Description of the task:
Give the number of lines in this listing that contain "article", with no other words.

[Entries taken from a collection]

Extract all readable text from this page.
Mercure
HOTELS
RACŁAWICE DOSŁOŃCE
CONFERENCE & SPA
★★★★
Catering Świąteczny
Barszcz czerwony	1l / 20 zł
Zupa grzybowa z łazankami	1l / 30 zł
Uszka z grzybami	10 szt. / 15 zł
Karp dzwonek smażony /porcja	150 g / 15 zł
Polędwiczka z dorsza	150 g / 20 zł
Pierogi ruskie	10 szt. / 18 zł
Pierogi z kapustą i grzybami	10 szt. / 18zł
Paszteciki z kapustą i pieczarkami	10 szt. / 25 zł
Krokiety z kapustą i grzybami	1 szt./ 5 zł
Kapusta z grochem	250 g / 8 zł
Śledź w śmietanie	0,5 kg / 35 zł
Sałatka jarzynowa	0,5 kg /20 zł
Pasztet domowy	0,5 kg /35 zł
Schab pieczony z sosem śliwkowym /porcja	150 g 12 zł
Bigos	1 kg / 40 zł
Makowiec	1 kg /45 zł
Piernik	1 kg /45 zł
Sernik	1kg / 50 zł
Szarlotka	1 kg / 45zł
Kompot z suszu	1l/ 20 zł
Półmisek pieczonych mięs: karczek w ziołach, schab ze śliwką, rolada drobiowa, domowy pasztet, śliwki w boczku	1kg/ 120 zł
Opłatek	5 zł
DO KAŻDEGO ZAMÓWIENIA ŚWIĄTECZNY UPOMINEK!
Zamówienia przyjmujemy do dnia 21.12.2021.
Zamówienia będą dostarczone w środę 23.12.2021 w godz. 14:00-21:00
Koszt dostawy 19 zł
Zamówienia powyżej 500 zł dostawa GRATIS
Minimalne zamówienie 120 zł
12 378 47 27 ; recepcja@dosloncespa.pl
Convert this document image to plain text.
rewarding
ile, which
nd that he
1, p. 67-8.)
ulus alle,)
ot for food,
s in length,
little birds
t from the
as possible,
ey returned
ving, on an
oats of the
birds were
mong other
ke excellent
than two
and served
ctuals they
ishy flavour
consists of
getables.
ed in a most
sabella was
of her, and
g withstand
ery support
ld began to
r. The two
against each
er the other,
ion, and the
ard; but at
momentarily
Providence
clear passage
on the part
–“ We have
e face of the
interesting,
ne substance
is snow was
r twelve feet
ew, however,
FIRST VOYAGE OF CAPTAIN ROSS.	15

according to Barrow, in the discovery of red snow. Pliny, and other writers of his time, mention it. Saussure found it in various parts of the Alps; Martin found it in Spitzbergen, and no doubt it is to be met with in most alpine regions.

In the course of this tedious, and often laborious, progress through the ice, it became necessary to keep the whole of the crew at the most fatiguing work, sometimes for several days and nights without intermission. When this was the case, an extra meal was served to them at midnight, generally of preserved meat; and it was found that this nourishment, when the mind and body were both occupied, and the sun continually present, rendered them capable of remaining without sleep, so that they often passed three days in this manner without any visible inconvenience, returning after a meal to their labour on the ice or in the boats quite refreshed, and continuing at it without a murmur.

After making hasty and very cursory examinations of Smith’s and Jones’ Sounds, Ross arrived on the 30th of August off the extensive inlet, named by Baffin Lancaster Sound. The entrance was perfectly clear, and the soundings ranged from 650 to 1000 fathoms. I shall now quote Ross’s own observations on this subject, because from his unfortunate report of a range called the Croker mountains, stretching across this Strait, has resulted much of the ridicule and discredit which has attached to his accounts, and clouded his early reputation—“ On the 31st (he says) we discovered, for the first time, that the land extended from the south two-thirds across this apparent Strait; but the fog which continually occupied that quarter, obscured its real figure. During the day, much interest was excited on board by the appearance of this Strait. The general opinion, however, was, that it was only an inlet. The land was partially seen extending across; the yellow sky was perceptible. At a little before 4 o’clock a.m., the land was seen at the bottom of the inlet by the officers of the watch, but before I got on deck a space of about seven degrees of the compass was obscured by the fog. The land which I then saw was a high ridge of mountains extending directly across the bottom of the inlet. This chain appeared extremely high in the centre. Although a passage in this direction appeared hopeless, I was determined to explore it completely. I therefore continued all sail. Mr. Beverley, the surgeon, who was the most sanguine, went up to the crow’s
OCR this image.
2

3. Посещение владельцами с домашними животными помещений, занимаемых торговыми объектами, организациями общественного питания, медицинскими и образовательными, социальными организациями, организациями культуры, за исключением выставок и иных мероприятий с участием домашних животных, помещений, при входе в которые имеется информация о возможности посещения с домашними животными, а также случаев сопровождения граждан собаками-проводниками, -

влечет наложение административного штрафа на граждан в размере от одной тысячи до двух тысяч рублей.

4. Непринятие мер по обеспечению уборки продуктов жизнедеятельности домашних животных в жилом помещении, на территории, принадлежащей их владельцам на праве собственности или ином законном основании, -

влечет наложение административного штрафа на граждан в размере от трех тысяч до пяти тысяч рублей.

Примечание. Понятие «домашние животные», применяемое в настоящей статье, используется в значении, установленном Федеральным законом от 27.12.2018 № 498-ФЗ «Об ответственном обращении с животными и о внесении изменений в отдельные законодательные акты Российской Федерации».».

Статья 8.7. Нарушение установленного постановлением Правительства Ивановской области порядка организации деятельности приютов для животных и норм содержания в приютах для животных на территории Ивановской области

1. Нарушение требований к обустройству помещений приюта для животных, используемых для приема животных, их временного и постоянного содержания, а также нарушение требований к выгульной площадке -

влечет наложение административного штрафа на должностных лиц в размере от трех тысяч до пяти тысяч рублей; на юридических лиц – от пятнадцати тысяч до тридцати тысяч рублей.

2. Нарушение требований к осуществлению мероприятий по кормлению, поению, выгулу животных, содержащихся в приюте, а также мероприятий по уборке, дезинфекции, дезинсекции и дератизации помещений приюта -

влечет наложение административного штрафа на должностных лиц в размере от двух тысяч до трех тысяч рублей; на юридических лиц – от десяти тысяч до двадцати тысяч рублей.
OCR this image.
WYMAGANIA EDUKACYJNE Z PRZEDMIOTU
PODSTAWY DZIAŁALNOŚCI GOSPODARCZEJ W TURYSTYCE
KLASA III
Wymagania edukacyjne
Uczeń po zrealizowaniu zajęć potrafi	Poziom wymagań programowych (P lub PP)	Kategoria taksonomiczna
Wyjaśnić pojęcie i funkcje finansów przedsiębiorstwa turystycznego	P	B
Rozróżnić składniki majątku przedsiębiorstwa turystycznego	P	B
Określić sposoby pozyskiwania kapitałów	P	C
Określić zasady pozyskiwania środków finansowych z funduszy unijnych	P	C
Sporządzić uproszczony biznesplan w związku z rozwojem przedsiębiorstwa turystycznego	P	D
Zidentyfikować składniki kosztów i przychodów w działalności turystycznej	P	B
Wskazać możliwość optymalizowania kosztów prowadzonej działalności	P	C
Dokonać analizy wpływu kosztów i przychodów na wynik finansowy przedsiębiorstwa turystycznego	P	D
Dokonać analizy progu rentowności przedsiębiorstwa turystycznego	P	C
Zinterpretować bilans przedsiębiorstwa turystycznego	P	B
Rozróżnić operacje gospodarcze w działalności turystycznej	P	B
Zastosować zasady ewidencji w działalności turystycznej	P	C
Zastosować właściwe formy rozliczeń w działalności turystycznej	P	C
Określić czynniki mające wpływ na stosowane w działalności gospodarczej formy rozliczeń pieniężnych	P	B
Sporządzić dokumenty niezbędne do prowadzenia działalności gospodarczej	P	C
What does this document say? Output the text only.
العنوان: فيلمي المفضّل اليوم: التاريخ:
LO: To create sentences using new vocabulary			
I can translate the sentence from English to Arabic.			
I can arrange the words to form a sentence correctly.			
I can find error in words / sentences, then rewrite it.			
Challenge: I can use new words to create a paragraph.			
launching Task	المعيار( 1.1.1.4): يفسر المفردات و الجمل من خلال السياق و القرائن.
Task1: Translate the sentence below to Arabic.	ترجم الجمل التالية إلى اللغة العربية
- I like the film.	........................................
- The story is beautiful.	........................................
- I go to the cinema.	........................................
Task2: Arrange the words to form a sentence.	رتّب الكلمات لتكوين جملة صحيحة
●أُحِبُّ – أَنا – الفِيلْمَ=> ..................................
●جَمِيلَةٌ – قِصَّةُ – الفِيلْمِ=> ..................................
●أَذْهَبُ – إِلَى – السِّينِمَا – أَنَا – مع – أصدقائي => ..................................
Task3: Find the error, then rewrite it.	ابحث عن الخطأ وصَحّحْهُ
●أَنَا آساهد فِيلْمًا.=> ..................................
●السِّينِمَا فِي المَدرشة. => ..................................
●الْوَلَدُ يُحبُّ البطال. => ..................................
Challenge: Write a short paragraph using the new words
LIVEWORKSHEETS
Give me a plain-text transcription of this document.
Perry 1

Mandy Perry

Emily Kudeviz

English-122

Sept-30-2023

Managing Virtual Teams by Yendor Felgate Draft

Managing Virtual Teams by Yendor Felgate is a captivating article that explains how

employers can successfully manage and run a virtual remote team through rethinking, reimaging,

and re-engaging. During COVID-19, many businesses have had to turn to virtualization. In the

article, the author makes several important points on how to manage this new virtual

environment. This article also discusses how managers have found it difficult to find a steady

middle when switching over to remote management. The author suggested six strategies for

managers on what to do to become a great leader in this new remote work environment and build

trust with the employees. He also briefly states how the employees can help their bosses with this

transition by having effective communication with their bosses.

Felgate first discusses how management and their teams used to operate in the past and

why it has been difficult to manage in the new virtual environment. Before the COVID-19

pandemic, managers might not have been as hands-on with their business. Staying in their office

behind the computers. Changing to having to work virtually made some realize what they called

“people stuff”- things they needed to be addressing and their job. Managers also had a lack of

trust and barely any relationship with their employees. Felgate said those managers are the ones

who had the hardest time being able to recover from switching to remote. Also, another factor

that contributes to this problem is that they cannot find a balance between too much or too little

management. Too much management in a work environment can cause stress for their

Final answer:
3